**EXCERPT**
#####

However, black-owned banks provide a link to a proud history— and, research says, they may do something a lot more important.

At its height, in the 1920s, ’30s and ’40s, the South Side’s Bronzeville neighborhood was Chicago’s version of Harlem.

“Bronzeville used to be known as the Black Metropolis,” says chef and entrepreneur Clifford Rome at his new restaurant, Peach’s, across the street from Illinois Service.

“You had all these pioneers who put their businesses on the South Side of Chicago. So you could go to the butcher, the baker, the candlestick-maker, right?” he says. “You had these great banks, you had all these entertainers.”

For example, pianist Earl Hines — who started playing in Bronzeville with Louis Armstrong in the 1920s —  spent the ’30s playing national broadcasts from 39th Street. By the middle of that decade, a local teenager named Nat Cole — later nicknamed “King” — started getting some notice.

“Having all that meant you didn’t have to go anywhere else,” Rome says.

Nor did Bronzeville residents have the opportunity to go anywhere else. Segregation was in full force, and white-owned banks did not cross the color line to make loans.

That’s where Illinois Service Federal came in. As the bank’s CEO, Norman Williams, tells the story: “We were started in 1934 by 13 African-American men with $7,000.”

One of those 13 founders was his father.

“The bank grew very slowly,” Williams says. “Its mission was simply to provide home loans and help people open savings accounts.”

Today, with around $110 million in assets, the bank still has deeply loyal customers— like Clifford Rome. In addition to Peach’s, he runs a catering business, an art gallery and another restaurant on King Drive — and Rome says he has kept multiple accounts with Illinois Service for years.

He recalls his first visit to the bank. “Once I walked in the doors, it’s like a throwback,” he says, laughing. The bank’s current headquarters looked ultra-modern when it was built almost 50 years ago. “But it has this unique quality. It feels community.”

Rome says he banks with Illinois Service for the same reason he uses the dry cleaner next door and the bakery down the street: to support neighborhood institutions.

“You need a community bank — you do,” he says. “Even if that community bank doesn’t have the bandwidth to do everything larger banks do. It’s here.”

However, the financial crisis and the recession hit banks like Illinois Service especially hard. African-Americans, like Norman Williams’s borrowers, were more likely than others to lose their jobs. And miss mortgage payments.

“People didn’t abandon their home — they just got behind,” he says. “Good, decent people, but…” thanks in part to new banking regulations, their problems became Illinois Service’s problems. And that’s why regulators have the bank in their sights.

John Taylor, who runs the Community Reinvestment Coalition, sees community banks like Illinois Service disappearing all over the country.

#####

[Image-based layout entries]

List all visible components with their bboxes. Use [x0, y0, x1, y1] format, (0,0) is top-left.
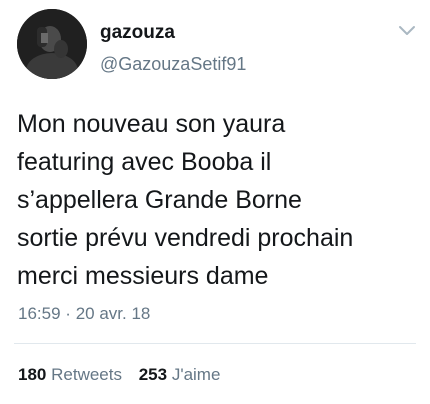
meta-separator: ·: [65, 304, 71, 323]
tweet-timestamp[interactable]: 16:59 · 20 avr. 18: [18, 303, 150, 325]
retweets-stat[interactable]: 180 Retweets: [18, 364, 122, 386]
likes-stat[interactable]: 253 J'aime: [139, 364, 221, 386]
divider: [14, 343, 416, 344]
user-handle[interactable]: @GazouzaSetif91: [100, 53, 246, 75]
chevron-down-icon[interactable]: [398, 25, 416, 37]
avatar-photo: [17, 9, 87, 79]
avatar[interactable]: [17, 9, 87, 79]
likes-count: 253: [138, 365, 168, 384]
likes-label: J'aime: [171, 365, 221, 384]
tweet-date: 20 avr. 18: [75, 304, 151, 323]
tweet-stats: 180 Retweets 253 J'aime: [18, 364, 220, 386]
tweet-time: 16:59: [18, 304, 61, 323]
retweets-label: Retweets: [51, 365, 122, 384]
display-name[interactable]: gazouza: [100, 22, 175, 44]
tweet-text: Mon nouveau son yaura featuring avec Boo…: [17, 110, 354, 290]
retweets-count: 180: [18, 365, 47, 384]
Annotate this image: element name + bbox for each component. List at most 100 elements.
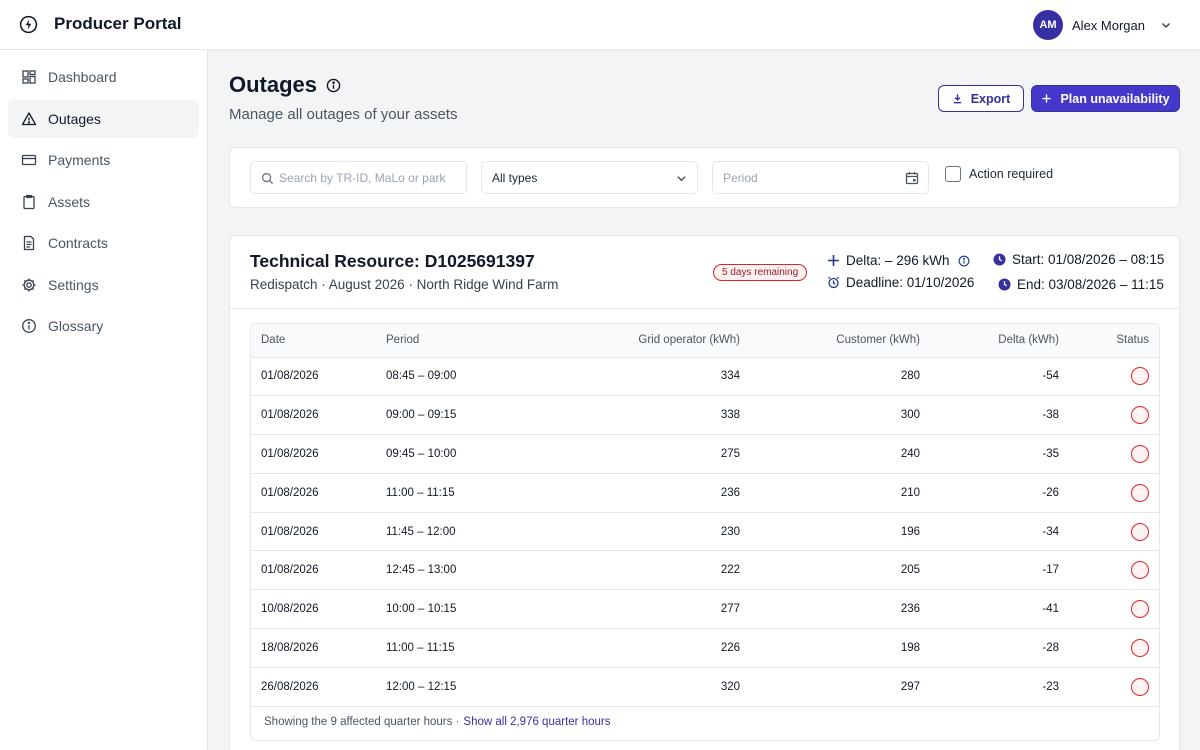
cell-status: [1059, 551, 1159, 590]
status-circle-icon: [1131, 367, 1149, 386]
cell-customer: 205: [900, 564, 920, 577]
table-row[interactable]: 01/08/2026 08:45 – 09:00 334 280 -54: [251, 357, 1159, 396]
sidebar-item-outages[interactable]: Outages: [8, 99, 199, 138]
table-row[interactable]: 01/08/2026 12:45 – 13:00 222 205 -17: [251, 551, 1159, 590]
table-row[interactable]: 01/08/2026 11:45 – 12:00 230 196 -34: [251, 512, 1159, 551]
cell-customer: 196: [900, 525, 920, 538]
cell-status: [1059, 590, 1159, 629]
calendar-icon[interactable]: [905, 171, 919, 185]
start-info: Start: 01/08/2026 – 08:15: [993, 252, 1164, 267]
table-row[interactable]: 01/08/2026 09:45 – 10:00 275 240 -35: [251, 435, 1159, 474]
sidebar-item-glossary[interactable]: Glossary: [8, 307, 199, 345]
top-header: Producer Portal AM Alex Morgan: [0, 0, 1200, 50]
table-header-row: Date Period Grid operator (kWh) Customer…: [251, 324, 1159, 357]
plan-button-label: Plan unavailability: [1060, 91, 1170, 106]
column-header-grid[interactable]: Grid operator (kWh): [546, 324, 740, 357]
page-title-text: Outages: [229, 72, 318, 97]
credit-card-icon: [21, 154, 37, 166]
cell-status: [1059, 512, 1159, 551]
table-row[interactable]: 01/08/2026 11:00 – 11:15 236 210 -26: [251, 473, 1159, 513]
sidebar-item-settings[interactable]: Settings: [8, 266, 199, 304]
app-title: Producer Portal: [54, 14, 182, 33]
show-all-link[interactable]: Show all 2,976 quarter hours: [463, 716, 610, 728]
chevron-down-icon: [677, 176, 686, 182]
period-placeholder: Period: [723, 170, 758, 185]
table-row[interactable]: 01/08/2026 09:00 – 09:15 338 300 -38: [251, 396, 1159, 435]
column-header-period[interactable]: Period: [386, 324, 546, 357]
cell-delta: -35: [1042, 447, 1059, 460]
search-icon: [261, 172, 274, 185]
cell-date: 01/08/2026: [261, 370, 319, 383]
cell-period: 09:00 – 09:15: [386, 409, 457, 422]
plan-unavailability-button[interactable]: Plan unavailability: [1031, 85, 1180, 112]
lightning-logo-icon: [19, 15, 38, 34]
cell-date: 01/08/2026: [261, 447, 319, 460]
technical-resource-card: Technical Resource: D1025691397 Redispat…: [229, 235, 1180, 750]
cell-grid: 226: [720, 641, 740, 654]
status-circle-icon: [1131, 522, 1149, 541]
cell-grid: 230: [720, 525, 740, 538]
export-button[interactable]: Export: [938, 85, 1024, 112]
sidebar-item-label: Glossary: [48, 318, 104, 334]
column-header-date[interactable]: Date: [251, 324, 386, 357]
table-row[interactable]: 18/08/2026 11:00 – 11:15 226 198 -28: [251, 629, 1159, 668]
sidebar-item-dashboard[interactable]: Dashboard: [8, 58, 199, 96]
cell-delta: -54: [1042, 370, 1059, 383]
alarm-clock-icon: [828, 276, 839, 289]
divider: [230, 308, 1179, 309]
cell-customer: 240: [900, 447, 920, 460]
action-required-checkbox[interactable]: [945, 166, 961, 182]
cell-delta: -38: [1042, 409, 1059, 422]
cell-date: 01/08/2026: [261, 486, 319, 499]
status-circle-icon: [1131, 561, 1149, 580]
cell-grid: 334: [720, 370, 740, 383]
cell-customer: 210: [900, 486, 920, 499]
status-circle-icon: [1131, 406, 1149, 425]
table-row[interactable]: 10/08/2026 10:00 – 10:15 277 236 -41: [251, 590, 1159, 629]
cell-status: [1059, 357, 1159, 396]
action-required-label: Action required: [969, 167, 1054, 181]
status-badge: 5 days remaining: [713, 264, 808, 281]
cell-date: 01/08/2026: [261, 564, 319, 577]
sidebar-item-contracts[interactable]: Contracts: [8, 224, 199, 262]
delta-value: Delta: – 296 kWh: [846, 253, 950, 268]
action-required-filter[interactable]: Action required: [945, 166, 1053, 182]
export-button-label: Export: [970, 91, 1011, 106]
cell-status: [1059, 473, 1159, 512]
cell-date: 26/08/2026: [261, 680, 319, 693]
cell-delta: -28: [1042, 641, 1059, 654]
status-circle-icon: [1131, 677, 1149, 696]
search-input[interactable]: Search by TR-ID, MaLo or park: [250, 161, 467, 194]
cell-period: 09:45 – 10:00: [386, 447, 457, 460]
gear-icon: [22, 278, 36, 291]
info-icon[interactable]: [326, 78, 341, 93]
cell-delta: -26: [1042, 486, 1059, 499]
plus-icon: [828, 255, 839, 266]
sidebar-item-assets[interactable]: Assets: [8, 183, 199, 221]
sidebar-item-label: Assets: [48, 193, 91, 210]
sidebar-item-payments[interactable]: Payments: [8, 141, 199, 179]
sidebar-item-label: Contracts: [48, 235, 108, 251]
start-value: Start: 01/08/2026 – 08:15: [1012, 252, 1165, 267]
status-circle-icon: [1131, 444, 1149, 463]
cell-delta: -17: [1042, 564, 1059, 577]
cell-date: 10/08/2026: [261, 603, 319, 616]
type-select[interactable]: All types: [481, 161, 698, 194]
column-header-status[interactable]: Status: [1059, 324, 1159, 357]
cell-status: [1059, 396, 1159, 435]
cell-period: 11:00 – 11:15: [386, 486, 455, 499]
info-icon[interactable]: [958, 255, 970, 267]
cell-period: 12:00 – 12:15: [386, 680, 457, 693]
cell-period: 12:45 – 13:00: [386, 564, 457, 577]
cell-grid: 222: [720, 564, 740, 577]
table-row[interactable]: 26/08/2026 12:00 – 12:15 320 297 -23: [251, 667, 1159, 707]
user-menu[interactable]: AM Alex Morgan: [1033, 10, 1172, 40]
search-placeholder: Search by TR-ID, MaLo or park: [279, 170, 446, 185]
column-header-customer[interactable]: Customer (kWh): [740, 324, 920, 357]
column-header-delta[interactable]: Delta (kWh): [920, 324, 1059, 357]
delta-info: Delta: – 296 kWh: [827, 253, 970, 268]
end-info: End: 03/08/2026 – 11:15: [998, 277, 1164, 292]
cell-grid: 338: [720, 409, 740, 422]
period-input[interactable]: Period: [712, 161, 929, 194]
page-subtitle: Manage all outages of your assets: [229, 106, 458, 123]
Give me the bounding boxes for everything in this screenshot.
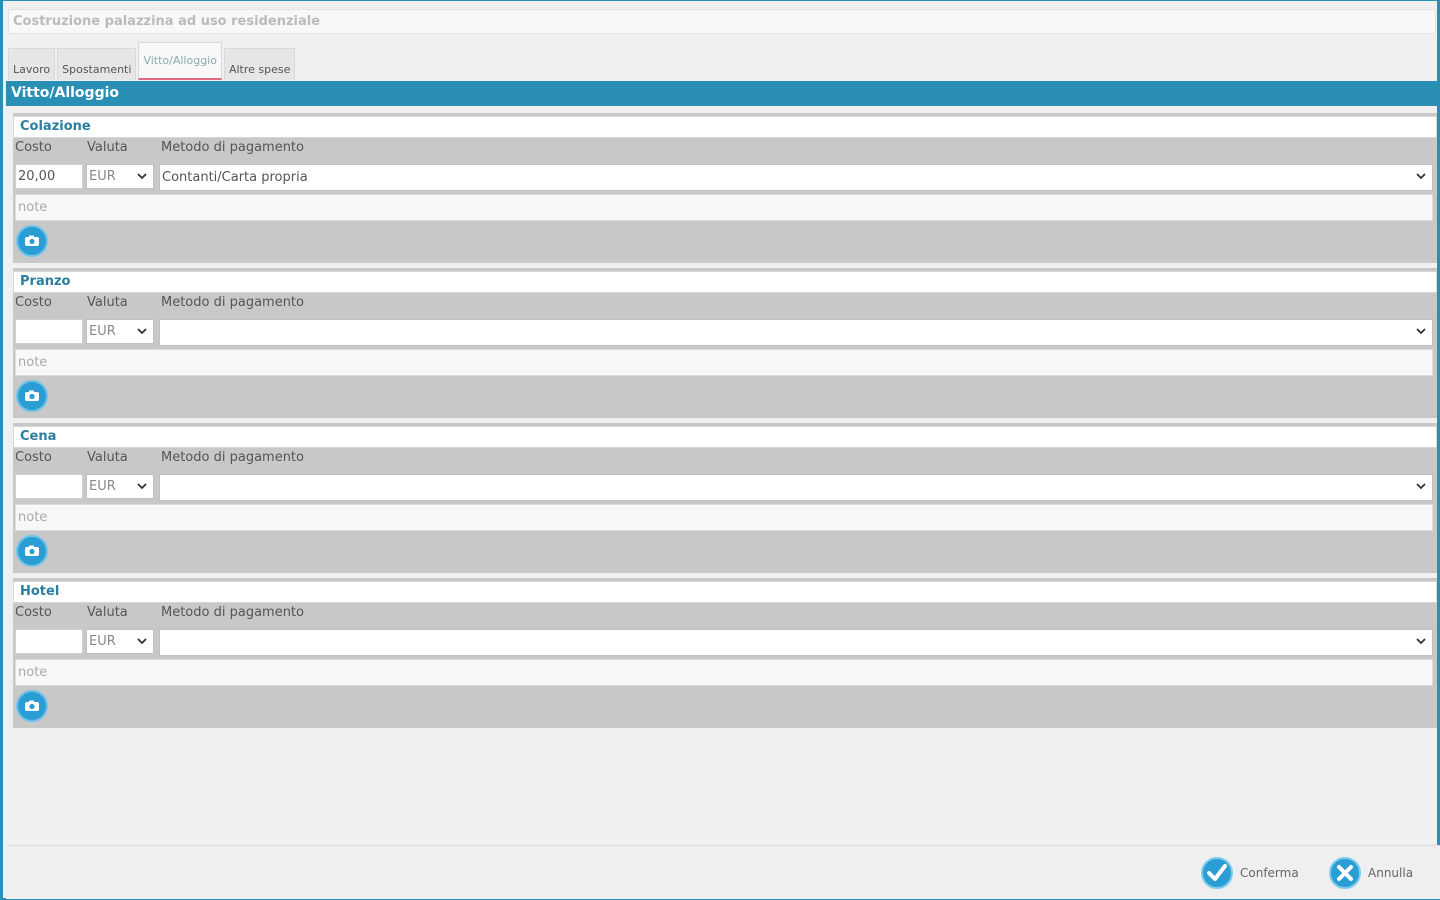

#####

**CHALLENGE 1**
In the excerpt about Bronzeville's black-owned bank, who started Illinois Service Federal in 1934, and with how much money?
**CHALLENGE 2**
Pick up the excerpt about Bronzeville's black-owned bank after its final sentence and keep writing.

**RIGHT ANSWER 1**
Thirteen African-American men started it with $7,000.

**RIGHT ANSWER 2**
“That’s really the challenge,” he says. “Disappearing with them is the personal commitment of boards of directors to make sure that those communities, those neighborhoods, prosper.”

Taylor believes the issue here is not losing black banks but losing community banks. “The local is more key than the race of the bank president,” he says.

However, research shows that race plays a role too.

For a study published last year in a journal from Oxford University Press, a team of researchers from Rutgers, Brigham Young and Utah State universities sent “mystery shoppers” into about 80 banks. They posed as small business owners looking for a loan. They all had the same story and the same outfit — and were even selected to be equally tall and good looking — but some were black, some were white and some were Latino.

As one of the researchers, Rutgers business professor Jerome Williams, puts it: “We found significant differences.”

The study found bank officers asked tougher questions of minority applicants. For instance, they wanted to see more years of financial records.

The mystery shoppers also used hidden cameras.  According to the study, everybody who saw the tapes agreed: bank officers were just nicer to white applicants.

With white applicants, Williams says, “There was a lot of bantering, interaction, jokes — being very, very friendly.”

With the black and Latino mystery shoppers, not so much.

It led to a simple conclusion. For black and Latino entrepreneurs looking for a bank loan, “The playing field is not level,” Williams says. “There’s already a mark against you in terms of your background in applying for a loan.”

In that context, banks like Illinois Service seem even more important.

CEO Norman Williams says he is looking for community-minded investors, and thinks he’ll make it. “But it’s certainly something that does keep me up at night,” he says. “I do think how much good we could do, how much work needs to be done on the South Side of Chicago.”

Right now, he needs about $7 million in new capital to keep Illinois Service doing that work.